— Begin —

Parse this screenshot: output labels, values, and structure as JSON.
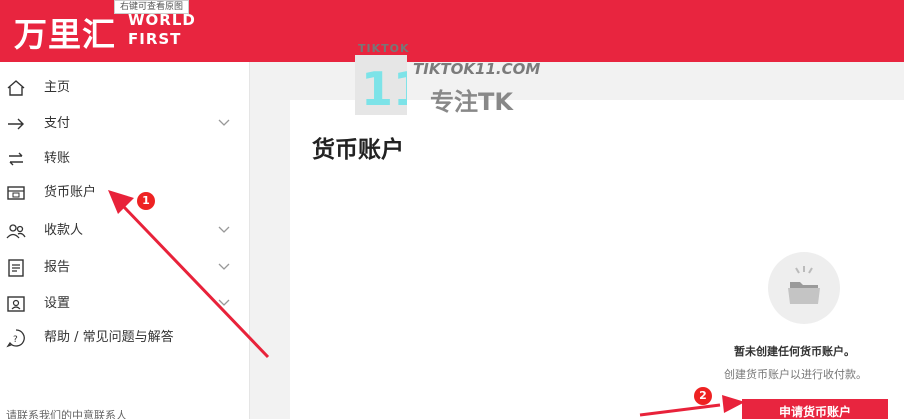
{
  "header": {
    "logo_cn": "万里汇",
    "logo_en_line1": "WORLD",
    "logo_en_line2": "FIRST",
    "tooltip": "右键可查看原图"
  },
  "sidebar": {
    "items": [
      {
        "label": "主页",
        "icon": "home-icon",
        "expandable": false
      },
      {
        "label": "支付",
        "icon": "arrow-right-icon",
        "expandable": true
      },
      {
        "label": "转账",
        "icon": "transfer-icon",
        "expandable": false
      },
      {
        "label": "货币账户",
        "icon": "wallet-icon",
        "expandable": false
      },
      {
        "label": "收款人",
        "icon": "users-icon",
        "expandable": true
      },
      {
        "label": "报告",
        "icon": "report-icon",
        "expandable": true
      },
      {
        "label": "设置",
        "icon": "settings-icon",
        "expandable": true
      },
      {
        "label": "帮助 / 常见问题与解答",
        "icon": "help-icon",
        "expandable": false
      }
    ],
    "footer_text": "请联系我们的中意联系人"
  },
  "main": {
    "title": "货币账户",
    "empty_title": "暂未创建任何货币账户。",
    "empty_desc": "创建货币账户以进行收付款。",
    "apply_button": "申请货币账户"
  },
  "watermark": {
    "small": "TIKTOK",
    "url": "TIKTOK11.COM",
    "cn": "专注TK",
    "number": "11"
  },
  "annotations": {
    "badge1": "1",
    "badge2": "2",
    "color": "#e8223a"
  },
  "colors": {
    "brand": "#e8253f"
  }
}
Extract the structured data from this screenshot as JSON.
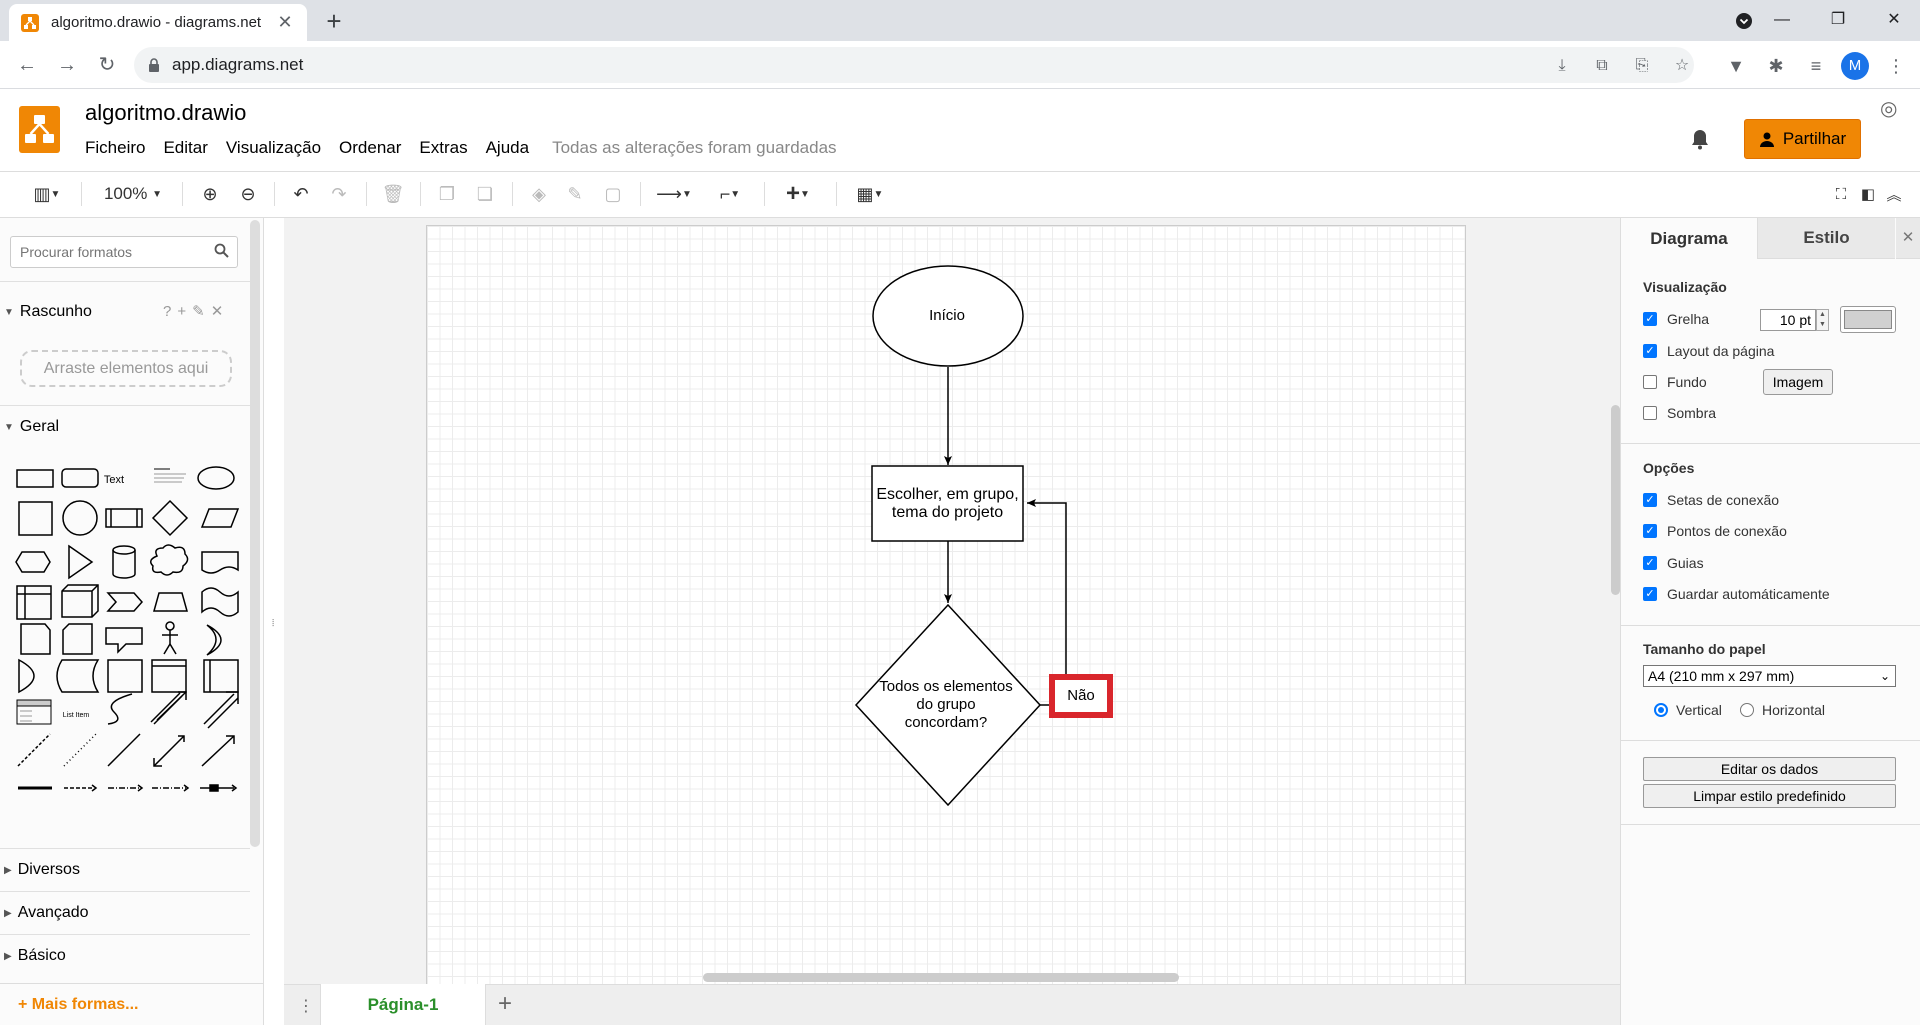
{
  "browser": {
    "tab_title": "algoritmo.drawio - diagrams.net",
    "new_tab": "+",
    "url": "app.diagrams.net",
    "profile_initial": "M"
  },
  "app": {
    "doc_title": "algoritmo.drawio",
    "menus": [
      "Ficheiro",
      "Editar",
      "Visualização",
      "Ordenar",
      "Extras",
      "Ajuda"
    ],
    "save_status": "Todas as alterações foram guardadas",
    "share_label": "Partilhar"
  },
  "toolbar": {
    "zoom": "100%"
  },
  "left_panel": {
    "search_placeholder": "Procurar formatos",
    "scratchpad_title": "Rascunho",
    "scratchpad_drop": "Arraste elementos aqui",
    "general_title": "Geral",
    "shape_text": "Text",
    "shape_list_item": "List Item",
    "collapsed_sections": [
      "Diversos",
      "Avançado",
      "Básico"
    ],
    "more_shapes": "+ Mais formas..."
  },
  "diagram": {
    "start": "Início",
    "process_line1": "Escolher, em grupo,",
    "process_line2": "tema do projeto",
    "decision_line1": "Todos os elementos",
    "decision_line2": "do grupo",
    "decision_line3": "concordam?",
    "edge_label": "Não",
    "highlight_color": "#d9262c"
  },
  "pages": {
    "current": "Página-1",
    "add": "+"
  },
  "right_panel": {
    "tabs": [
      "Diagrama",
      "Estilo"
    ],
    "view_heading": "Visualização",
    "grid": "Grelha",
    "grid_size": "10 pt",
    "page_layout": "Layout da página",
    "background": "Fundo",
    "image_button": "Imagem",
    "shadow": "Sombra",
    "options_heading": "Opções",
    "options": [
      "Setas de conexão",
      "Pontos de conexão",
      "Guias",
      "Guardar automáticamente"
    ],
    "paper_heading": "Tamanho do papel",
    "paper_size": "A4 (210 mm x 297 mm)",
    "portrait": "Vertical",
    "landscape": "Horizontal",
    "edit_data": "Editar os dados",
    "clear_style": "Limpar estilo predefinido"
  },
  "colors": {
    "accent": "#f08705",
    "checkbox": "#0075ff",
    "page_tab_text": "#2a8f2a"
  }
}
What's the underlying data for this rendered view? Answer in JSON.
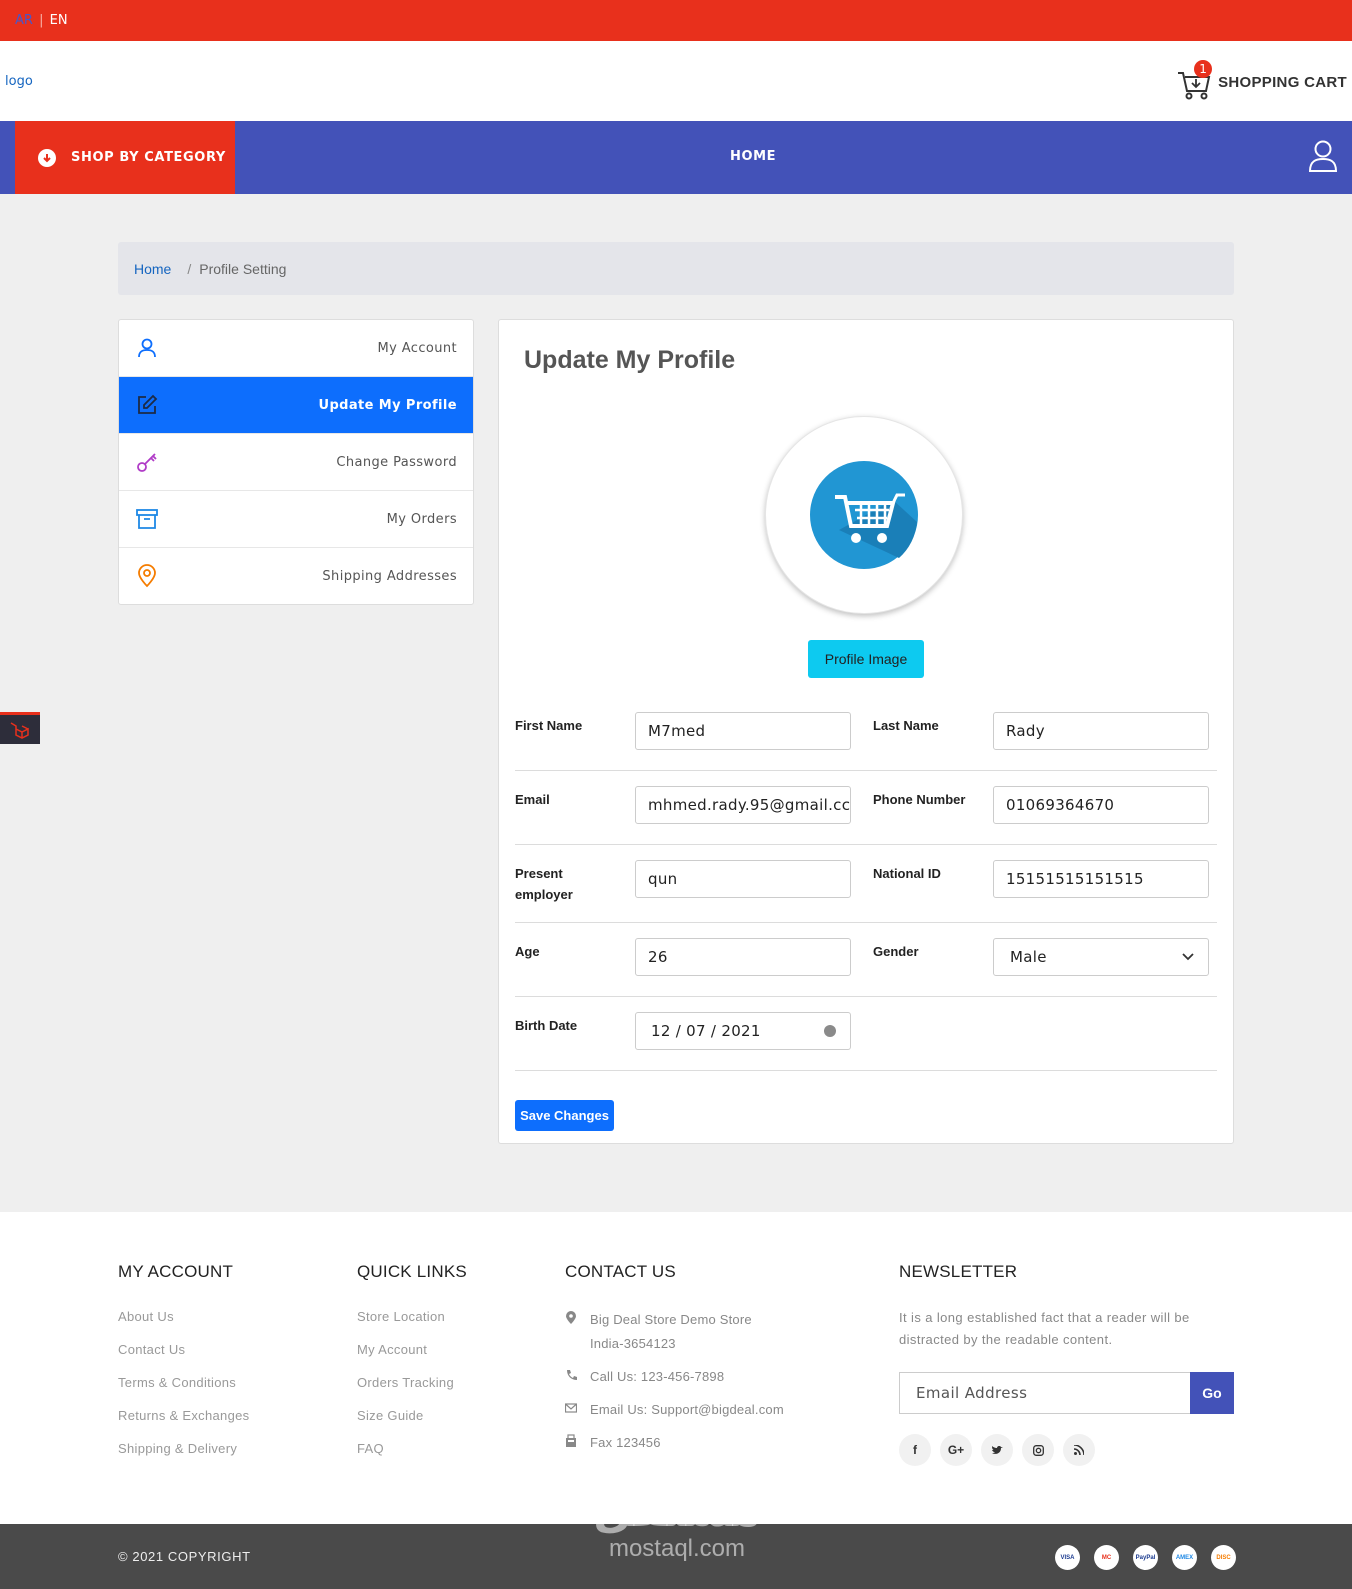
{
  "topbar": {
    "lang_ar": "AR",
    "lang_sep": "|",
    "lang_en": "EN"
  },
  "header": {
    "logo": "logo",
    "cart_count": "1",
    "cart_label": "SHOPPING CART"
  },
  "nav": {
    "shop_by_category": "SHOP BY CATEGORY",
    "home": "HOME"
  },
  "breadcrumb": {
    "home": "Home",
    "separator": "/",
    "current": "Profile Setting"
  },
  "sidebar": {
    "items": [
      {
        "label": "My Account",
        "icon": "user-icon",
        "active": false
      },
      {
        "label": "Update My Profile",
        "icon": "edit-icon",
        "active": true
      },
      {
        "label": "Change Password",
        "icon": "key-icon",
        "active": false
      },
      {
        "label": "My Orders",
        "icon": "archive-icon",
        "active": false
      },
      {
        "label": "Shipping Addresses",
        "icon": "map-pin-icon",
        "active": false
      }
    ]
  },
  "profile": {
    "title": "Update My Profile",
    "image_button": "Profile Image",
    "fields": {
      "first_name": {
        "label": "First Name",
        "value": "M7med"
      },
      "last_name": {
        "label": "Last Name",
        "value": "Rady"
      },
      "email": {
        "label": "Email",
        "value": "mhmed.rady.95@gmail.cc"
      },
      "phone": {
        "label": "Phone Number",
        "value": "01069364670"
      },
      "employer": {
        "label": "Present employer",
        "value": "qun"
      },
      "national_id": {
        "label": "National ID",
        "value": "15151515151515"
      },
      "age": {
        "label": "Age",
        "value": "26"
      },
      "gender": {
        "label": "Gender",
        "value": "Male"
      },
      "birth_date": {
        "label": "Birth Date",
        "value": "12 / 07 / 2021"
      }
    },
    "save_button": "Save Changes"
  },
  "footer": {
    "my_account": {
      "heading": "MY ACCOUNT",
      "links": [
        "About Us",
        "Contact Us",
        "Terms & Conditions",
        "Returns & Exchanges",
        "Shipping & Delivery"
      ]
    },
    "quick_links": {
      "heading": "QUICK LINKS",
      "links": [
        "Store Location",
        "My Account",
        "Orders Tracking",
        "Size Guide",
        "FAQ"
      ]
    },
    "contact": {
      "heading": "CONTACT US",
      "address_line1": "Big Deal Store Demo Store",
      "address_line2": "India-3654123",
      "phone": "Call Us: 123-456-7898",
      "email": "Email Us: Support@bigdeal.com",
      "fax": "Fax 123456"
    },
    "newsletter": {
      "heading": "NEWSLETTER",
      "text": "It is a long established fact that a reader will be distracted by the readable content.",
      "placeholder": "Email Address",
      "button": "Go",
      "socials": [
        "facebook-icon",
        "google-plus-icon",
        "twitter-icon",
        "instagram-icon",
        "rss-icon"
      ]
    }
  },
  "bottom": {
    "copyright": "© 2021 COPYRIGHT",
    "watermark_ar": "مستقل",
    "watermark_en": "mostaql.com",
    "payments": [
      "VISA",
      "MC",
      "PayPal",
      "AMEX",
      "DISC"
    ]
  },
  "colors": {
    "red": "#e8301c",
    "nav_blue": "#4352b8",
    "primary": "#0d6efd",
    "cyan": "#0dcaf0"
  }
}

— End —

Challenge: Repeat the data exactly in full, omitting its pictures.

Solution to the problem:
Parse this screenshot: output labels, values, and structure as JSON.
{
  "header": {
    "logo_cn": "万里汇",
    "logo_en_line1": "WORLD",
    "logo_en_line2": "FIRST",
    "tooltip": "右键可查看原图"
  },
  "sidebar": {
    "items": [
      {
        "label": "主页",
        "icon": "home-icon",
        "expandable": false
      },
      {
        "label": "支付",
        "icon": "arrow-right-icon",
        "expandable": true
      },
      {
        "label": "转账",
        "icon": "transfer-icon",
        "expandable": false
      },
      {
        "label": "货币账户",
        "icon": "wallet-icon",
        "expandable": false
      },
      {
        "label": "收款人",
        "icon": "users-icon",
        "expandable": true
      },
      {
        "label": "报告",
        "icon": "report-icon",
        "expandable": true
      },
      {
        "label": "设置",
        "icon": "settings-icon",
        "expandable": true
      },
      {
        "label": "帮助 / 常见问题与解答",
        "icon": "help-icon",
        "expandable": false
      }
    ],
    "footer_text": "请联系我们的中意联系人"
  },
  "main": {
    "title": "货币账户",
    "empty_title": "暂未创建任何货币账户。",
    "empty_desc": "创建货币账户以进行收付款。",
    "apply_button": "申请货币账户"
  },
  "watermark": {
    "small": "TIKTOK",
    "url": "TIKTOK11.COM",
    "cn": "专注TK",
    "number": "11"
  },
  "annotations": {
    "badge1": "1",
    "badge2": "2",
    "color": "#e8223a"
  },
  "colors": {
    "brand": "#e8253f"
  }
}
Extract the structured data from this screenshot as JSON.
{
  "browser": {
    "tab_title": "algoritmo.drawio - diagrams.net",
    "new_tab": "+",
    "url": "app.diagrams.net",
    "profile_initial": "M"
  },
  "app": {
    "doc_title": "algoritmo.drawio",
    "menus": [
      "Ficheiro",
      "Editar",
      "Visualização",
      "Ordenar",
      "Extras",
      "Ajuda"
    ],
    "save_status": "Todas as alterações foram guardadas",
    "share_label": "Partilhar"
  },
  "toolbar": {
    "zoom": "100%"
  },
  "left_panel": {
    "search_placeholder": "Procurar formatos",
    "scratchpad_title": "Rascunho",
    "scratchpad_drop": "Arraste elementos aqui",
    "general_title": "Geral",
    "shape_text": "Text",
    "shape_list_item": "List Item",
    "collapsed_sections": [
      "Diversos",
      "Avançado",
      "Básico"
    ],
    "more_shapes": "+ Mais formas..."
  },
  "diagram": {
    "start": "Início",
    "process_line1": "Escolher, em grupo,",
    "process_line2": "tema do projeto",
    "decision_line1": "Todos os elementos",
    "decision_line2": "do grupo",
    "decision_line3": "concordam?",
    "edge_label": "Não",
    "highlight_color": "#d9262c"
  },
  "pages": {
    "current": "Página-1",
    "add": "+"
  },
  "right_panel": {
    "tabs": [
      "Diagrama",
      "Estilo"
    ],
    "view_heading": "Visualização",
    "grid": "Grelha",
    "grid_size": "10 pt",
    "page_layout": "Layout da página",
    "background": "Fundo",
    "image_button": "Imagem",
    "shadow": "Sombra",
    "options_heading": "Opções",
    "options": [
      "Setas de conexão",
      "Pontos de conexão",
      "Guias",
      "Guardar automáticamente"
    ],
    "paper_heading": "Tamanho do papel",
    "paper_size": "A4 (210 mm x 297 mm)",
    "portrait": "Vertical",
    "landscape": "Horizontal",
    "edit_data": "Editar os dados",
    "clear_style": "Limpar estilo predefinido"
  },
  "colors": {
    "accent": "#f08705",
    "checkbox": "#0075ff",
    "page_tab_text": "#2a8f2a"
  }
}
What's the underlying data for this rendered view? Answer in JSON.
{
  "topbar": {
    "lang_ar": "AR",
    "lang_sep": "|",
    "lang_en": "EN"
  },
  "header": {
    "logo": "logo",
    "cart_count": "1",
    "cart_label": "SHOPPING CART"
  },
  "nav": {
    "shop_by_category": "SHOP BY CATEGORY",
    "home": "HOME"
  },
  "breadcrumb": {
    "home": "Home",
    "separator": "/",
    "current": "Profile Setting"
  },
  "sidebar": {
    "items": [
      {
        "label": "My Account",
        "icon": "user-icon",
        "active": false
      },
      {
        "label": "Update My Profile",
        "icon": "edit-icon",
        "active": true
      },
      {
        "label": "Change Password",
        "icon": "key-icon",
        "active": false
      },
      {
        "label": "My Orders",
        "icon": "archive-icon",
        "active": false
      },
      {
        "label": "Shipping Addresses",
        "icon": "map-pin-icon",
        "active": false
      }
    ]
  },
  "profile": {
    "title": "Update My Profile",
    "image_button": "Profile Image",
    "fields": {
      "first_name": {
        "label": "First Name",
        "value": "M7med"
      },
      "last_name": {
        "label": "Last Name",
        "value": "Rady"
      },
      "email": {
        "label": "Email",
        "value": "mhmed.rady.95@gmail.cc"
      },
      "phone": {
        "label": "Phone Number",
        "value": "01069364670"
      },
      "employer": {
        "label": "Present employer",
        "value": "qun"
      },
      "national_id": {
        "label": "National ID",
        "value": "15151515151515"
      },
      "age": {
        "label": "Age",
        "value": "26"
      },
      "gender": {
        "label": "Gender",
        "value": "Male"
      },
      "birth_date": {
        "label": "Birth Date",
        "value": "12 / 07 / 2021"
      }
    },
    "save_button": "Save Changes"
  },
  "footer": {
    "my_account": {
      "heading": "MY ACCOUNT",
      "links": [
        "About Us",
        "Contact Us",
        "Terms & Conditions",
        "Returns & Exchanges",
        "Shipping & Delivery"
      ]
    },
    "quick_links": {
      "heading": "QUICK LINKS",
      "links": [
        "Store Location",
        "My Account",
        "Orders Tracking",
        "Size Guide",
        "FAQ"
      ]
    },
    "contact": {
      "heading": "CONTACT US",
      "address_line1": "Big Deal Store Demo Store",
      "address_line2": "India-3654123",
      "phone": "Call Us: 123-456-7898",
      "email": "Email Us: Support@bigdeal.com",
      "fax": "Fax 123456"
    },
    "newsletter": {
      "heading": "NEWSLETTER",
      "text": "It is a long established fact that a reader will be distracted by the readable content.",
      "placeholder": "Email Address",
      "button": "Go",
      "socials": [
        "facebook-icon",
        "google-plus-icon",
        "twitter-icon",
        "instagram-icon",
        "rss-icon"
      ]
    }
  },
  "bottom": {
    "copyright": "© 2021 COPYRIGHT",
    "watermark_ar": "مستقل",
    "watermark_en": "mostaql.com",
    "payments": [
      "VISA",
      "MC",
      "PayPal",
      "AMEX",
      "DISC"
    ]
  },
  "colors": {
    "red": "#e8301c",
    "nav_blue": "#4352b8",
    "primary": "#0d6efd",
    "cyan": "#0dcaf0"
  }
}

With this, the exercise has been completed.